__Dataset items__

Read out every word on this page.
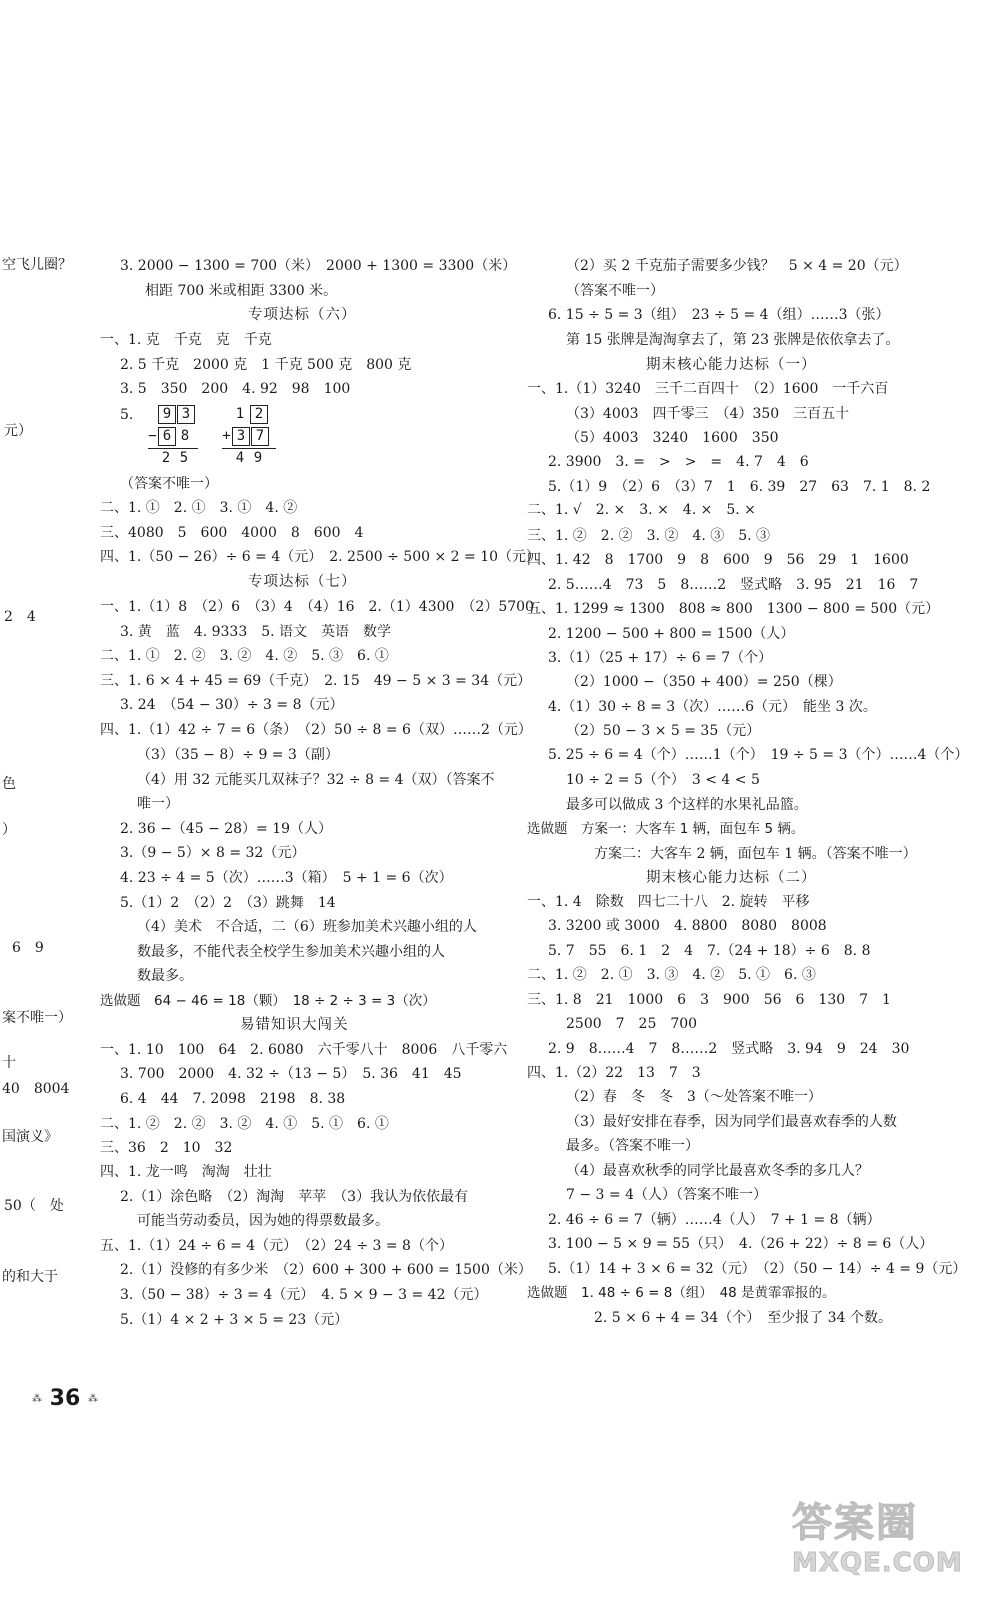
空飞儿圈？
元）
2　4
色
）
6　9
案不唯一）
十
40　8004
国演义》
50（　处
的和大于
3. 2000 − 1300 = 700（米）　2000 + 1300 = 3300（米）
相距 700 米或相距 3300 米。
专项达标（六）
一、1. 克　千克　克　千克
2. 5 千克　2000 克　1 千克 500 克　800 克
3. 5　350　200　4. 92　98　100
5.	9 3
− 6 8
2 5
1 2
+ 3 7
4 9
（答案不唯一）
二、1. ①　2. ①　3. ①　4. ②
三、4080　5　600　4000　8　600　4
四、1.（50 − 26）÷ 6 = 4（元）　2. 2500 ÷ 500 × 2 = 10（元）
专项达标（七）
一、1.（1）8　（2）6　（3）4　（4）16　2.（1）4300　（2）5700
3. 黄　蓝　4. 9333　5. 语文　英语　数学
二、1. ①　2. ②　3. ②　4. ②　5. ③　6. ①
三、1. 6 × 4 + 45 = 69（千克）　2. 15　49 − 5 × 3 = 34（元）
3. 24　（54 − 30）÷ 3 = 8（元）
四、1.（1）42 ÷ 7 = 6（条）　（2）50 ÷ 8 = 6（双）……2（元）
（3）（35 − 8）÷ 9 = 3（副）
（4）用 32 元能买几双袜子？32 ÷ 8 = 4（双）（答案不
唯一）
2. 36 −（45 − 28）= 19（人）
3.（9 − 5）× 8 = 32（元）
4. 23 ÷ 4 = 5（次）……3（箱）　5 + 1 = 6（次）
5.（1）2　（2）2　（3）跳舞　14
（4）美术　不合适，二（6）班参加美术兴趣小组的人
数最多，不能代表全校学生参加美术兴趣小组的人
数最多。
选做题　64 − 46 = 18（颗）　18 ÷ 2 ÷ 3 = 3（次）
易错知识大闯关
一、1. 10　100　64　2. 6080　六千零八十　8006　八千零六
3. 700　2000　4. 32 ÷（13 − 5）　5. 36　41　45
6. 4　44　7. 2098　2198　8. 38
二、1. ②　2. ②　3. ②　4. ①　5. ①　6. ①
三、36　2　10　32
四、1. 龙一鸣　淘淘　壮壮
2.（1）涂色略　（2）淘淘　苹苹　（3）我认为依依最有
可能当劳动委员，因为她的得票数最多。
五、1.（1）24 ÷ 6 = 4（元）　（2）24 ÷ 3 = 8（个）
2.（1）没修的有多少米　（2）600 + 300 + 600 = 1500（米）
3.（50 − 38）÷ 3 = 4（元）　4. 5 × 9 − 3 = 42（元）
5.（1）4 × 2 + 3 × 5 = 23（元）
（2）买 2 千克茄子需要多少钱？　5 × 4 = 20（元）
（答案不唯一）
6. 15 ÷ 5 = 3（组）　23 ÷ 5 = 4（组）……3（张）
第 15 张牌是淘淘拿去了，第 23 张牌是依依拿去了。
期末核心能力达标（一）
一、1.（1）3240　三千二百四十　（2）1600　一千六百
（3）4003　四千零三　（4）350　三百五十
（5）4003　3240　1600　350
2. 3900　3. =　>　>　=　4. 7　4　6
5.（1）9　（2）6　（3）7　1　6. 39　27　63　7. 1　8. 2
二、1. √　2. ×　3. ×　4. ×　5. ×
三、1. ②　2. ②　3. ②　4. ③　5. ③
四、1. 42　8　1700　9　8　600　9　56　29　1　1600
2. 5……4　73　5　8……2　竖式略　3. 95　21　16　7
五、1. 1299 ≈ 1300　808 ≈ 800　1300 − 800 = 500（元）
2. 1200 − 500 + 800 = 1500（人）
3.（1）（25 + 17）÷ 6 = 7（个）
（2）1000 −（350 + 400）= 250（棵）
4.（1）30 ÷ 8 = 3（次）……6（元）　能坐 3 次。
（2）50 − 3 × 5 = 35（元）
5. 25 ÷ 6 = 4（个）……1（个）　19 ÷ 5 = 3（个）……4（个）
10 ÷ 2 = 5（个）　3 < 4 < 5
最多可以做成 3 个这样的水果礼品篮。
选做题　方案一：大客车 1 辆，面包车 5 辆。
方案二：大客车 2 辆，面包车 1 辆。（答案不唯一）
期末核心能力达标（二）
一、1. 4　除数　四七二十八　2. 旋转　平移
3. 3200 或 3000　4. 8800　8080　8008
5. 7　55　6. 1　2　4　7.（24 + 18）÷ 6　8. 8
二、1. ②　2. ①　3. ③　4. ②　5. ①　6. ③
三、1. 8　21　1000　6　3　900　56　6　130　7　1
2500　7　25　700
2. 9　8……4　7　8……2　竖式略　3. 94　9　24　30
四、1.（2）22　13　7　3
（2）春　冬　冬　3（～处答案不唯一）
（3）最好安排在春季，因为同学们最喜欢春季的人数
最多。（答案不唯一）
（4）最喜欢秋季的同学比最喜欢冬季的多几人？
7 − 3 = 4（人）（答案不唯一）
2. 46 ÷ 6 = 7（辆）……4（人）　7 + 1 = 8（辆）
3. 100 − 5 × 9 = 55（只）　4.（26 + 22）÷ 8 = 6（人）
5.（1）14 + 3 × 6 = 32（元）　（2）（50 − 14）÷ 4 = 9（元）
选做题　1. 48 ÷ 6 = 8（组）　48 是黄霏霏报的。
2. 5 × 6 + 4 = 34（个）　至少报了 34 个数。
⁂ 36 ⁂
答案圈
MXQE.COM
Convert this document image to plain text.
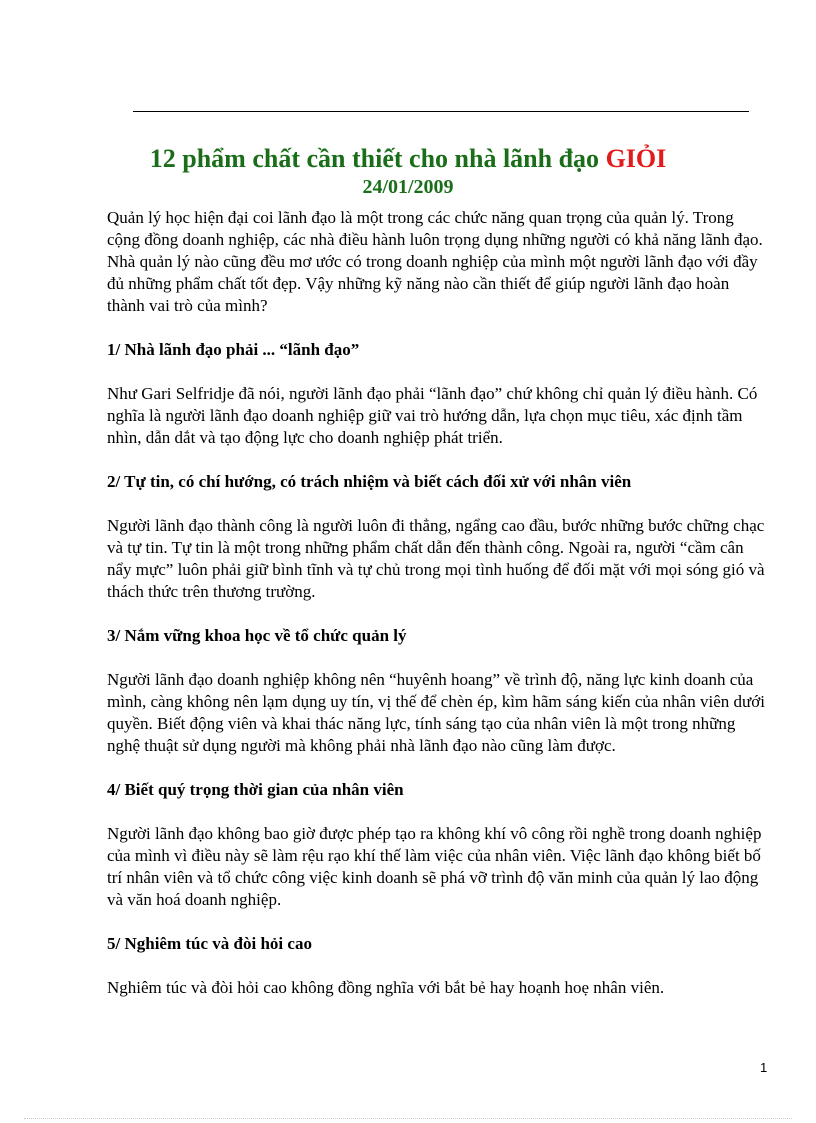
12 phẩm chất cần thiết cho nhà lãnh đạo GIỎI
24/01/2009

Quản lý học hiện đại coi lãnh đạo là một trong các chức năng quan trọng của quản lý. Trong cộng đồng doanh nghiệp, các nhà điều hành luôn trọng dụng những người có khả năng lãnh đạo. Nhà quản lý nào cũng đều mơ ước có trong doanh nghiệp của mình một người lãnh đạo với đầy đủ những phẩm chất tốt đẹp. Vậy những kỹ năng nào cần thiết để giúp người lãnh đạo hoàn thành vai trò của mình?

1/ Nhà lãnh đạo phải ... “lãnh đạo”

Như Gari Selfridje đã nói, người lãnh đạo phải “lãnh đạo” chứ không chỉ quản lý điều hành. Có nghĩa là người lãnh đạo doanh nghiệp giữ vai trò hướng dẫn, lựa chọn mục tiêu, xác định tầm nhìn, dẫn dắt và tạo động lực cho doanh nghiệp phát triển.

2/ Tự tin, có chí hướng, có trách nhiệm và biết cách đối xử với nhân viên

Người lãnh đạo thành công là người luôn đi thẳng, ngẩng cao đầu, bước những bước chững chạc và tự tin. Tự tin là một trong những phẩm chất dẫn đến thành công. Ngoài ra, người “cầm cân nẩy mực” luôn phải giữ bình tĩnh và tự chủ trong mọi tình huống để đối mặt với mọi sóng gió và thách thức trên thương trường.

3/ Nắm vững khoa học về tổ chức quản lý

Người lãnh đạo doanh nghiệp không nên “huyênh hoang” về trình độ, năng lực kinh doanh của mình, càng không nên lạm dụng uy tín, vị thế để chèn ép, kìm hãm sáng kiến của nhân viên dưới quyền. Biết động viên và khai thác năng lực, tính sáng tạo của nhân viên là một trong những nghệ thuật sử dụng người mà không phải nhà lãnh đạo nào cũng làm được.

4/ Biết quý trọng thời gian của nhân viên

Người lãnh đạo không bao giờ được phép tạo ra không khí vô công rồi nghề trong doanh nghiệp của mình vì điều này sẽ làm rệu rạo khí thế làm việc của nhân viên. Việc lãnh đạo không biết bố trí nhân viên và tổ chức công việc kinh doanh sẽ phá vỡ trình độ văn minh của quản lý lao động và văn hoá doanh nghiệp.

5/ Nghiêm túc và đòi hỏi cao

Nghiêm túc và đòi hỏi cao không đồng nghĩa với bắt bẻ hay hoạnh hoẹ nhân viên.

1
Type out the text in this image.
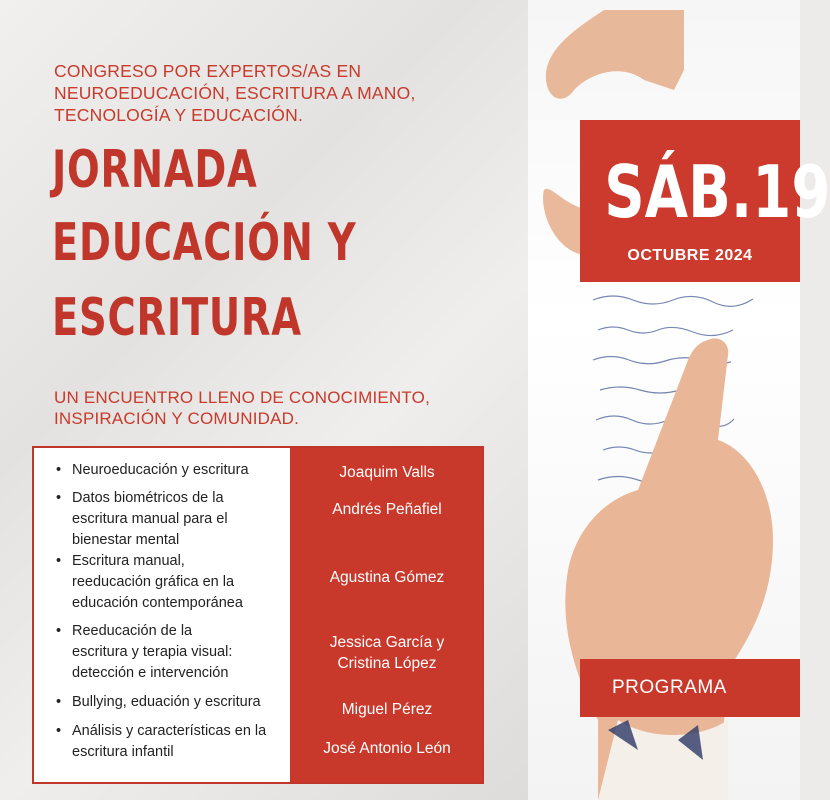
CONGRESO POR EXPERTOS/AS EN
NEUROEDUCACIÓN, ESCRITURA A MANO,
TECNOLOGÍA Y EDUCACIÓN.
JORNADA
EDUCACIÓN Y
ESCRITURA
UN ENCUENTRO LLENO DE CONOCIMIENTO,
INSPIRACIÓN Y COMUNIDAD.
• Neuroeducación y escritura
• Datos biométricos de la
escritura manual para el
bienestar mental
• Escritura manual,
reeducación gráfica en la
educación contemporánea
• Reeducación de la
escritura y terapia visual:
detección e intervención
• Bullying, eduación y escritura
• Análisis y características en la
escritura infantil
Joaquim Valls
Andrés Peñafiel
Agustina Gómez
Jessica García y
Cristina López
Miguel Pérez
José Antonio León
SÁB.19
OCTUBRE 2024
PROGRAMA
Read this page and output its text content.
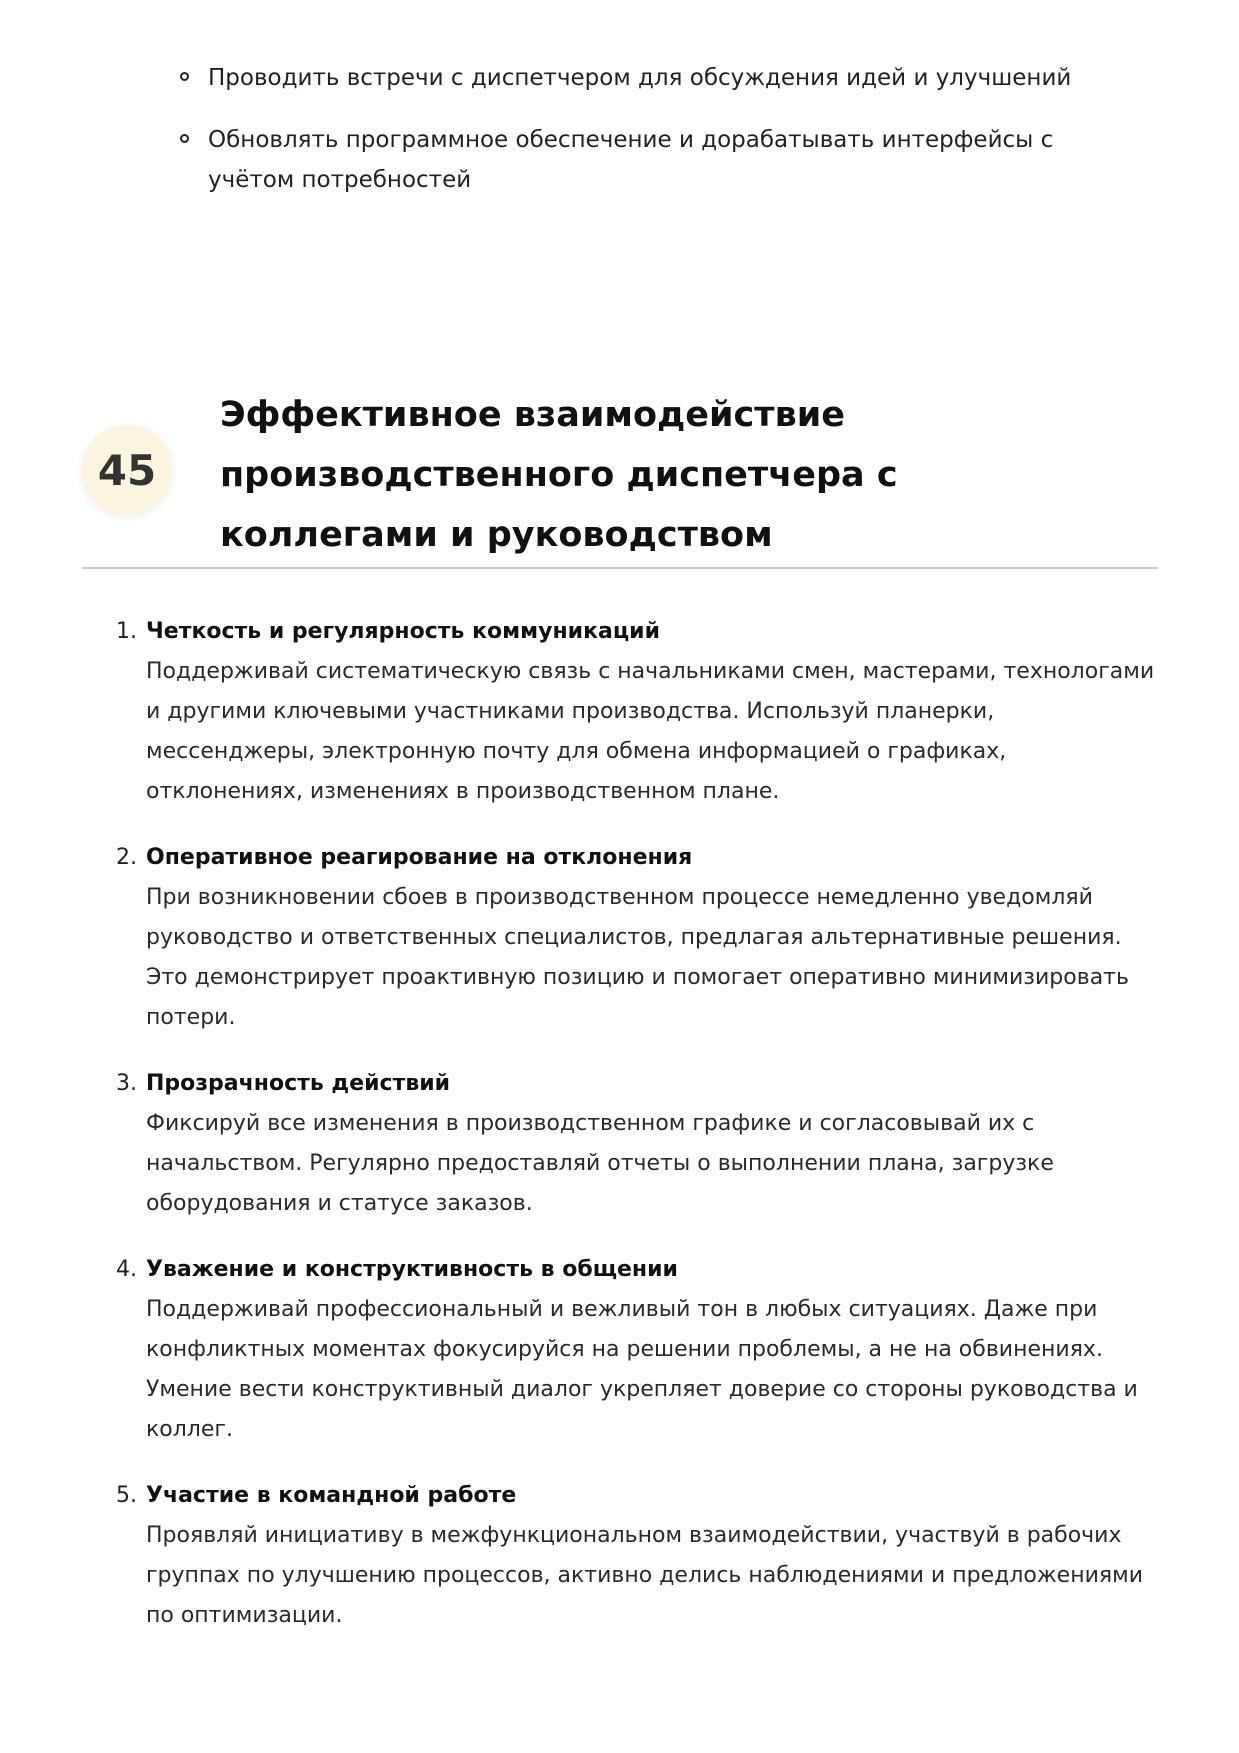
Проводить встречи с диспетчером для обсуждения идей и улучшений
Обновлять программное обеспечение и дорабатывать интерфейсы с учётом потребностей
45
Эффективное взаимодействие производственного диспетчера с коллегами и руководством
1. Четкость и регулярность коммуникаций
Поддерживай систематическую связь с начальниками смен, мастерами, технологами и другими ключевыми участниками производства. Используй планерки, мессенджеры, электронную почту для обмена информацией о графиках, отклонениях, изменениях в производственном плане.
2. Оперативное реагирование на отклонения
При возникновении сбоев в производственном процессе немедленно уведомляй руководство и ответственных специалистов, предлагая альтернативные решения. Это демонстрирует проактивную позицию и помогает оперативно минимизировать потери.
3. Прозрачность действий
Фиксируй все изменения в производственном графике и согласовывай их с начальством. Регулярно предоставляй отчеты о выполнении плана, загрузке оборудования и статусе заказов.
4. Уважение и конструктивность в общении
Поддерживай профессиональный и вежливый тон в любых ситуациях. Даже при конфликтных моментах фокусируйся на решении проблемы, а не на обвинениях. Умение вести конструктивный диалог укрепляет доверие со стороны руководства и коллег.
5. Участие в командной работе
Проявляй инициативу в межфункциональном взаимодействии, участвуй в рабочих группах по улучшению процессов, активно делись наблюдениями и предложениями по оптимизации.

__What you need to do__
Where a line in the entries holds the word "производственном", copy that line.

__Answer below__
Поддерживай систематическую связь с начальниками смен, мастерами, технологами и другими ключевыми участниками производства. Используй планерки, мессенджеры, электронную почту для обмена информацией о графиках, отклонениях, изменениях в производственном плане.
При возникновении сбоев в производственном процессе немедленно уведомляй руководство и ответственных специалистов, предлагая альтернативные решения. Это демонстрирует проактивную позицию и помогает оперативно минимизировать потери.
Фиксируй все изменения в производственном графике и согласовывай их с начальством. Регулярно предоставляй отчеты о выполнении плана, загрузке оборудования и статусе заказов.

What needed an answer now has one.